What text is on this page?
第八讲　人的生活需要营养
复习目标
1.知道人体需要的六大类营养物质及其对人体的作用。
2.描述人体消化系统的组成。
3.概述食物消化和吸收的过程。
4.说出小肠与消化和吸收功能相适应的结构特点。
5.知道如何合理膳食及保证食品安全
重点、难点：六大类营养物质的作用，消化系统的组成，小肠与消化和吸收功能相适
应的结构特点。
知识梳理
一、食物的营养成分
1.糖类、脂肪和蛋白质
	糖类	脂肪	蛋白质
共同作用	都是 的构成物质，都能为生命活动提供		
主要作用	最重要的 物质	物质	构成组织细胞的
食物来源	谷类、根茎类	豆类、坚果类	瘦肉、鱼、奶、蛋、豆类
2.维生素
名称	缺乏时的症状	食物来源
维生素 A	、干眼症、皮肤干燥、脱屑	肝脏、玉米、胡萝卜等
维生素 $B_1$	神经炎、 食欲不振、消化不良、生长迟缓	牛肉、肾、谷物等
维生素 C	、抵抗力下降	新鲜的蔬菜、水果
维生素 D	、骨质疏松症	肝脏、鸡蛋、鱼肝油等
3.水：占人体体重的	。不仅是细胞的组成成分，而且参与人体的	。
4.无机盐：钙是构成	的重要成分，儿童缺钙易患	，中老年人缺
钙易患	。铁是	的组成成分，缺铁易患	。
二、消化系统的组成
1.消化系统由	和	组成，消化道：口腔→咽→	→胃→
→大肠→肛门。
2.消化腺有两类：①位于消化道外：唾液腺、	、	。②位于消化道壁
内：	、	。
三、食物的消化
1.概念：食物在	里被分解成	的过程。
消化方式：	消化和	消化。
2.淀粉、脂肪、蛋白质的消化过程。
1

==*==

• **REQUIRED TASK**
Please reproduce each line exactly as written.

• **RESULT BELOW**
What text is on this page?
第八讲　人的生活需要营养
复习目标
1.知道人体需要的六大类营养物质及其对人体的作用。
2.描述人体消化系统的组成。
3.概述食物消化和吸收的过程。
4.说出小肠与消化和吸收功能相适应的结构特点。
5.知道如何合理膳食及保证食品安全
重点、难点：六大类营养物质的作用，消化系统的组成，小肠与消化和吸收功能相适
应的结构特点。
知识梳理
一、食物的营养成分
1.糖类、脂肪和蛋白质
	糖类	脂肪	蛋白质
共同作用	都是 的构成物质，都能为生命活动提供		
主要作用	最重要的 物质	物质	构成组织细胞的
食物来源	谷类、根茎类	豆类、坚果类	瘦肉、鱼、奶、蛋、豆类
2.维生素
名称	缺乏时的症状	食物来源
维生素 A	、干眼症、皮肤干燥、脱屑	肝脏、玉米、胡萝卜等
维生素 $B_1$	神经炎、 食欲不振、消化不良、生长迟缓	牛肉、肾、谷物等
维生素 C	、抵抗力下降	新鲜的蔬菜、水果
维生素 D	、骨质疏松症	肝脏、鸡蛋、鱼肝油等
3.水：占人体体重的	。不仅是细胞的组成成分，而且参与人体的	。
4.无机盐：钙是构成	的重要成分，儿童缺钙易患	，中老年人缺
钙易患	。铁是	的组成成分，缺铁易患	。
二、消化系统的组成
1.消化系统由	和	组成，消化道：口腔→咽→	→胃→
→大肠→肛门。
2.消化腺有两类：①位于消化道外：唾液腺、	、	。②位于消化道壁
内：	、	。
三、食物的消化
1.概念：食物在	里被分解成	的过程。
消化方式：	消化和	消化。
2.淀粉、脂肪、蛋白质的消化过程。
1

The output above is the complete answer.